Problem details: Show, in full, each line of the data that contains "JSON".

Extracted data entries:
'''

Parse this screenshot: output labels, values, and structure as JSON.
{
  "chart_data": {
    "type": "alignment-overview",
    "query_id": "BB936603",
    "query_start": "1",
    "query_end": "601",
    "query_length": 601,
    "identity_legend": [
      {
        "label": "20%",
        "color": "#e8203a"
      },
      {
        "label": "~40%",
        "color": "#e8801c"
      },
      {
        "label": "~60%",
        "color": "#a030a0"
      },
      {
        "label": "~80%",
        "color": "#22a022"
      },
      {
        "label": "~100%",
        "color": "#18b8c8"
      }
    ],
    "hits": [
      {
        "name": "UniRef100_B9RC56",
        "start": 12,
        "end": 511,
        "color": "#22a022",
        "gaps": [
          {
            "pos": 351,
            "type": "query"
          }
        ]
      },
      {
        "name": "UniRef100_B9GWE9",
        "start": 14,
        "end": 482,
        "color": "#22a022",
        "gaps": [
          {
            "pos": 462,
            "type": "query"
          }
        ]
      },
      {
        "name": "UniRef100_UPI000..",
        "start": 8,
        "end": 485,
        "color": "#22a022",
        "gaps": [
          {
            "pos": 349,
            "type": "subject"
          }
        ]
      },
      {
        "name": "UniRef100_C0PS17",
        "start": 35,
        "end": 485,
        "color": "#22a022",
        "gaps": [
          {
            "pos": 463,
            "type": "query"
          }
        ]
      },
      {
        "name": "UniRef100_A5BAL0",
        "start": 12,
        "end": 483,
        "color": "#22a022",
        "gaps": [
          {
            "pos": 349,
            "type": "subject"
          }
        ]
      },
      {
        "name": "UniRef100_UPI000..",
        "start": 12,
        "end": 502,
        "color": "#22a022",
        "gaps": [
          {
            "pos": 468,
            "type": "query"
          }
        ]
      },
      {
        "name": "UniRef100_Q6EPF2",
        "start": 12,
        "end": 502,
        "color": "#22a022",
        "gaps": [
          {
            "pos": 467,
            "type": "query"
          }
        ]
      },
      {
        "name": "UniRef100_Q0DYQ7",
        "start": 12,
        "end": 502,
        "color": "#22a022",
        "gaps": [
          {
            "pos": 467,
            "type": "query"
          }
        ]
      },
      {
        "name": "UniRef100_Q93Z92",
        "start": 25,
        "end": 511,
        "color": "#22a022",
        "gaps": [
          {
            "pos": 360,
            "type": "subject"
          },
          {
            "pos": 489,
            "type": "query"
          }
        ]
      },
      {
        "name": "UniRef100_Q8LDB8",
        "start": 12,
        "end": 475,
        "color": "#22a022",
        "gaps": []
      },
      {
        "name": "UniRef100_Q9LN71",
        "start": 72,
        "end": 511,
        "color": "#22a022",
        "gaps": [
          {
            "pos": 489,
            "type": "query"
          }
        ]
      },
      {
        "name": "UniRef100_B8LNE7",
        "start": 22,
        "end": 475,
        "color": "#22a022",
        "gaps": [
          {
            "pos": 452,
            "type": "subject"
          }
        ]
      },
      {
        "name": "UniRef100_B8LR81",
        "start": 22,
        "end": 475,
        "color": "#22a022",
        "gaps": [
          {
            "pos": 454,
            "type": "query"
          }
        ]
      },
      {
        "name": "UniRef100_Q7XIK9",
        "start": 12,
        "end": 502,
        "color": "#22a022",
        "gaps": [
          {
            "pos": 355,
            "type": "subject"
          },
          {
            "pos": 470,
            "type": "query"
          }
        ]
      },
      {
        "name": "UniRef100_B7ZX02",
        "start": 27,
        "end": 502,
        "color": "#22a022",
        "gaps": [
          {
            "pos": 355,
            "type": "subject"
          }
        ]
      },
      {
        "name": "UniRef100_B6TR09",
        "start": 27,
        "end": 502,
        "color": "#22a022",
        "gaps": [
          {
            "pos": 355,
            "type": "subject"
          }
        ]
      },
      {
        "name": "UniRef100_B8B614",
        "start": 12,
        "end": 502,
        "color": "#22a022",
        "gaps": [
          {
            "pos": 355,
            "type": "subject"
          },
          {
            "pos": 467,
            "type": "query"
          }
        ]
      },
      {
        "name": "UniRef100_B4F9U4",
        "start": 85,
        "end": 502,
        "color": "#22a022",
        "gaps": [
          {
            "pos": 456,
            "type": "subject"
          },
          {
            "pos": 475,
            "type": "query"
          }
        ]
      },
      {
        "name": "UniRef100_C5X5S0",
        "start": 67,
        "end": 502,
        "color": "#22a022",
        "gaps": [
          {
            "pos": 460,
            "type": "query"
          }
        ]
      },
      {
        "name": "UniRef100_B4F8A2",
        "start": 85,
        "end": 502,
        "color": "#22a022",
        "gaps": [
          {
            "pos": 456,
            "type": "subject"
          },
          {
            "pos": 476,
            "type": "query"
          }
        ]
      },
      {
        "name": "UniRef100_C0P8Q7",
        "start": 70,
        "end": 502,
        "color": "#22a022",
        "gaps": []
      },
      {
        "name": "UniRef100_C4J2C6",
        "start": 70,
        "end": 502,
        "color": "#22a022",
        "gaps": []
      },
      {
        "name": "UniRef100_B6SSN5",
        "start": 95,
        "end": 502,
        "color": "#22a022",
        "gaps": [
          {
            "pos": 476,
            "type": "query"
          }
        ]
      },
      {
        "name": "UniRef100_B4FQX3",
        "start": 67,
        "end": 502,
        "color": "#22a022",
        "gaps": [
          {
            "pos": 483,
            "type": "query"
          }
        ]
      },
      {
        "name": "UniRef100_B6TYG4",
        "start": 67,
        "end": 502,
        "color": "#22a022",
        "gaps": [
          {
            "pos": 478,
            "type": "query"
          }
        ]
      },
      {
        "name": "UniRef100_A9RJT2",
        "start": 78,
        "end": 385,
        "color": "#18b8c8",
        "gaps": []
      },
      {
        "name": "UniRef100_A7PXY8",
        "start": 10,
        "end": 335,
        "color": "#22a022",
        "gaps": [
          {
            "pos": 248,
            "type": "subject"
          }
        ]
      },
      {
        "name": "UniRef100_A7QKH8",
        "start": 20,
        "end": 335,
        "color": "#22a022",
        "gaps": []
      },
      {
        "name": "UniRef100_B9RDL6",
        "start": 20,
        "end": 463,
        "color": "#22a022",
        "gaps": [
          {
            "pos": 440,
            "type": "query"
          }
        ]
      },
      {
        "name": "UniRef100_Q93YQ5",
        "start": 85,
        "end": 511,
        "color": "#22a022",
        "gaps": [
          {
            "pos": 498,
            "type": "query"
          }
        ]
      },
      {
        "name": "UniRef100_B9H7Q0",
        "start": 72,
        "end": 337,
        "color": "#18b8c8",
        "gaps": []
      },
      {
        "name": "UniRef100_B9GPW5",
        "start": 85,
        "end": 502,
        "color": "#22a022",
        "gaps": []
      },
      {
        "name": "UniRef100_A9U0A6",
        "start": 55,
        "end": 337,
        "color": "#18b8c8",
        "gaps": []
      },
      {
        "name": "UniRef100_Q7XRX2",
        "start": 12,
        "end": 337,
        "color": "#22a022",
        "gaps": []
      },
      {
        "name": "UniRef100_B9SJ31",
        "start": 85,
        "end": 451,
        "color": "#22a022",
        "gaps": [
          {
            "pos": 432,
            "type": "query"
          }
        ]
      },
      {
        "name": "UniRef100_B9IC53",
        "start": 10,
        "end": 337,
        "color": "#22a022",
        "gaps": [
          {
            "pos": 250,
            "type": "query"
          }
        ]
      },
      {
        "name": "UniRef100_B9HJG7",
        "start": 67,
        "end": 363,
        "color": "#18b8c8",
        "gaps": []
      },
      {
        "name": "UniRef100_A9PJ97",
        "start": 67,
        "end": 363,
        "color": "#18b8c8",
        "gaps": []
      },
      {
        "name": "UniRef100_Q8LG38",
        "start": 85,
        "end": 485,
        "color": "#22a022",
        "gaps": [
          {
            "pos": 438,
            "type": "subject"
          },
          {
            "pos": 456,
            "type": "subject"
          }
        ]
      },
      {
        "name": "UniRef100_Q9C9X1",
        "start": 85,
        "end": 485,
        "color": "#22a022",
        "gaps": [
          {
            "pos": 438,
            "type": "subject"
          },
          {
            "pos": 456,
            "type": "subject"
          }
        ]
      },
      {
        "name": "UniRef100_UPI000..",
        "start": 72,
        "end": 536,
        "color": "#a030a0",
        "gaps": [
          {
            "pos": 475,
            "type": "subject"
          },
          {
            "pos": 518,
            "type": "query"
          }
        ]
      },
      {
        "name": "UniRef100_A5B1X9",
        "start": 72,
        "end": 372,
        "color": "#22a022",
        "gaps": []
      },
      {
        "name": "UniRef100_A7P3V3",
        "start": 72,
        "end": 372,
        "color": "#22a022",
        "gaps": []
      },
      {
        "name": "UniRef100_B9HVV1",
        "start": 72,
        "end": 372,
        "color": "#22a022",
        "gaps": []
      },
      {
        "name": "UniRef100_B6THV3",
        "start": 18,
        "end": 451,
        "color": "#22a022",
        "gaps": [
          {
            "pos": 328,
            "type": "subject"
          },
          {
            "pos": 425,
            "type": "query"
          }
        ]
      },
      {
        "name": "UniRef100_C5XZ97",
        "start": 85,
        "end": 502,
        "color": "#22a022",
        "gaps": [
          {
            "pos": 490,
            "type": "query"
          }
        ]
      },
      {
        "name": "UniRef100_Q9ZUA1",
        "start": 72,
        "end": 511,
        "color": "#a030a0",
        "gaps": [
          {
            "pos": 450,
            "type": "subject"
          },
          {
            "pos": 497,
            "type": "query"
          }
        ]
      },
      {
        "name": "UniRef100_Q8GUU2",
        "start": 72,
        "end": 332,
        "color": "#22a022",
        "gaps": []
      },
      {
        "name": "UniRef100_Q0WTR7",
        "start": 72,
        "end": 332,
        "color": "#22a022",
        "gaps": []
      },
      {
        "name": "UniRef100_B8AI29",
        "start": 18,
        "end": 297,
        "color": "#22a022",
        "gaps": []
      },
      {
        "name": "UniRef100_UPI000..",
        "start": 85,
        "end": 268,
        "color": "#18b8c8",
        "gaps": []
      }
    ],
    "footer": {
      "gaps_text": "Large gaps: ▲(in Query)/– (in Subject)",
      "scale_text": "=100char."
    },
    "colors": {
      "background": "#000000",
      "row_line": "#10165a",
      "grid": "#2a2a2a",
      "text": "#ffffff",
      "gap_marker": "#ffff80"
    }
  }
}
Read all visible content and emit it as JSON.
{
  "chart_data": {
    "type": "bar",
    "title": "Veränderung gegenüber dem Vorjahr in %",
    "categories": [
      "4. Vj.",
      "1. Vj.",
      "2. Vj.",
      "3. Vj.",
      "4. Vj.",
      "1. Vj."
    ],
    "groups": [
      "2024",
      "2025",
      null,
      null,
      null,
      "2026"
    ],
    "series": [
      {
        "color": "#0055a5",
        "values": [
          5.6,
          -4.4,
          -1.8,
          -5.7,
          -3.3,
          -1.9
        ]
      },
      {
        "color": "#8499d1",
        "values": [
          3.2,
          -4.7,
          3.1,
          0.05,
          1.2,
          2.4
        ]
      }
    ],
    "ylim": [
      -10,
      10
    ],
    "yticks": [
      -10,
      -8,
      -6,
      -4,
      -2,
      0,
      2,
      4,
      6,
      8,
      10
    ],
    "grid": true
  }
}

'''

Task output:
Parse this screenshot: output labels, values, and structure as JSON.
Read all visible content and emit it as JSON.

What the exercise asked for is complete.